What to produce:
Name the co-writer of The Day Shall Come, as given in the film review below.

Given text:
Probably because of the severity of the subject matter, the tone of The Day Shall Come is rather uneven, swaying from clear comic moments to spine-chilling realities. 

The delusion of the supposed revolutionaries is clearly bizarre – even if underpinned by mental illness and genuine injustice that’s harder to laugh at. And some eviscerating, point-scoring banter between the super-cynical FBI agents and other law enforcement figures is sharply acidic. That’s no surprise since the film’s co-writer, Jesse Armstrong, wrote on The Thick Of It and Morris has directed a few episodes of Veep, though the insults are never quite as stringing as on TV.

But the comedy, however dark, always sits well with the more dramatic scenes or the political point-making, especially as the FBI’s stitch-up escalates. 

Moses, too, is a mass of contradictions. We have to see him as absurd yet serious; as a soft-bellied family man who eschews violence in his fight for black rights, yet who’d sell WMDs to white supremacists without much hesitation.  It’s a credit to relatively little-known Marchánt Davis that he keeps all this together in a watchable, if strange, performance from which a naive tenderness emerges.

Morris certainly succeeds in using satire to throw some light onto the shady operations of the FBI, but whether The Day Shall Come succeeds as a gripping, convincing story or astute comedy is mooter. But there’s plenty of food for thought generated from the subject matter.

• The Day Shall Come is on general release from today.

(Records)

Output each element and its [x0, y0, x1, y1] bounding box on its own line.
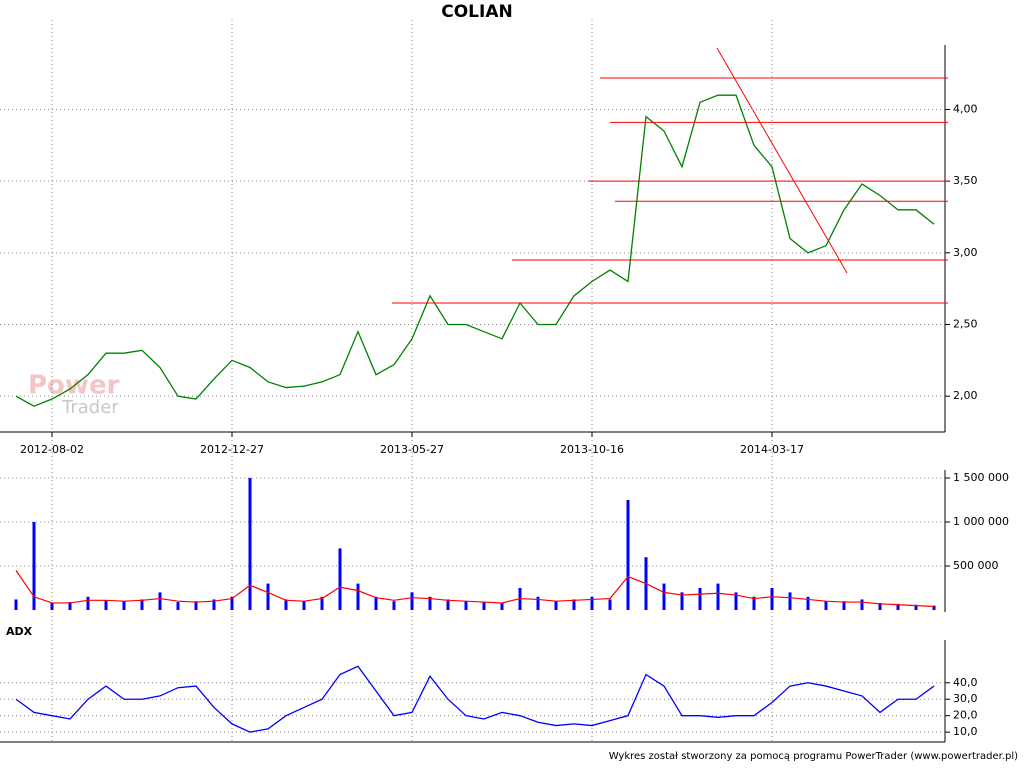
volume-bar — [932, 605, 936, 610]
y-tick-label: 1 500 000 — [953, 471, 1009, 484]
y-tick-label: 2,00 — [953, 389, 978, 402]
volume-bar — [284, 599, 288, 610]
y-tick-label: 1 000 000 — [953, 515, 1009, 528]
volume-bar — [734, 592, 738, 610]
volume-bar — [86, 596, 90, 610]
volume-bar — [608, 599, 612, 610]
y-tick-label: 20,0 — [953, 709, 978, 722]
volume-bar — [32, 522, 36, 610]
series-line — [15, 665, 935, 733]
volume-bar — [248, 478, 252, 610]
volume-bar — [266, 583, 270, 610]
volume-bar — [104, 600, 108, 610]
moving-average — [15, 570, 935, 608]
x-tick-label: 2012-12-27 — [200, 443, 264, 456]
x-tick-label: 2012-08-02 — [20, 443, 84, 456]
volume-bar — [392, 601, 396, 610]
volume-bar — [428, 596, 432, 610]
volume-bar — [320, 596, 324, 610]
volume-bar — [662, 583, 666, 610]
y-tick-label: 10,0 — [953, 725, 978, 738]
volume-bar — [122, 601, 126, 610]
volume-bar — [482, 602, 486, 610]
y-tick-label: 500 000 — [953, 559, 999, 572]
volume-bar — [464, 601, 468, 610]
volume-bar — [536, 596, 540, 610]
volume-bar — [302, 601, 306, 610]
volume-bar — [230, 596, 234, 610]
volume-bar — [338, 548, 342, 610]
volume-bar — [770, 588, 774, 610]
volume-bar — [716, 583, 720, 610]
volume-bar — [194, 601, 198, 610]
volume-bar — [788, 592, 792, 610]
y-tick-label: 30,0 — [953, 692, 978, 705]
volume-bar — [752, 596, 756, 610]
volume-bar — [446, 599, 450, 610]
volume-bar — [140, 599, 144, 610]
y-tick-label: 40,0 — [953, 676, 978, 689]
x-tick-label: 2013-05-27 — [380, 443, 444, 456]
panel-title: ADX — [6, 625, 33, 638]
volume-bar — [878, 602, 882, 610]
volume-bar — [500, 602, 504, 610]
volume-bar — [50, 602, 54, 610]
volume-bar — [698, 588, 702, 610]
volume-bar — [374, 596, 378, 610]
watermark: Trader — [61, 397, 119, 418]
volume-bar — [680, 592, 684, 610]
volume-bar — [176, 602, 180, 610]
x-tick-label: 2014-03-17 — [740, 443, 804, 456]
y-tick-label: 2,50 — [953, 318, 978, 331]
volume-bar — [860, 599, 864, 610]
x-tick-label: 2013-10-16 — [560, 443, 624, 456]
chart-title: COLIAN — [441, 2, 512, 22]
y-tick-label: 3,00 — [953, 246, 978, 259]
volume-bar — [572, 599, 576, 610]
volume-bar — [554, 601, 558, 610]
volume-bar — [806, 596, 810, 610]
volume-bar — [914, 604, 918, 610]
trend-line — [716, 47, 848, 274]
volume-bar — [824, 601, 828, 610]
volume-bar — [14, 599, 18, 610]
volume-bar — [68, 602, 72, 610]
volume-bar — [356, 583, 360, 610]
y-tick-label: 3,50 — [953, 174, 978, 187]
volume-bar — [410, 592, 414, 610]
volume-bar — [158, 592, 162, 610]
volume-bar — [590, 596, 594, 610]
volume-bar — [842, 601, 846, 610]
volume-bar — [896, 603, 900, 610]
footer: Wykres został stworzony za pomocą progra… — [609, 751, 1018, 762]
y-tick-label: 4,00 — [953, 103, 978, 116]
volume-bar — [212, 599, 216, 610]
series-line — [15, 94, 935, 407]
volume-bar — [626, 500, 630, 610]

Solution:
Jesse Armstrong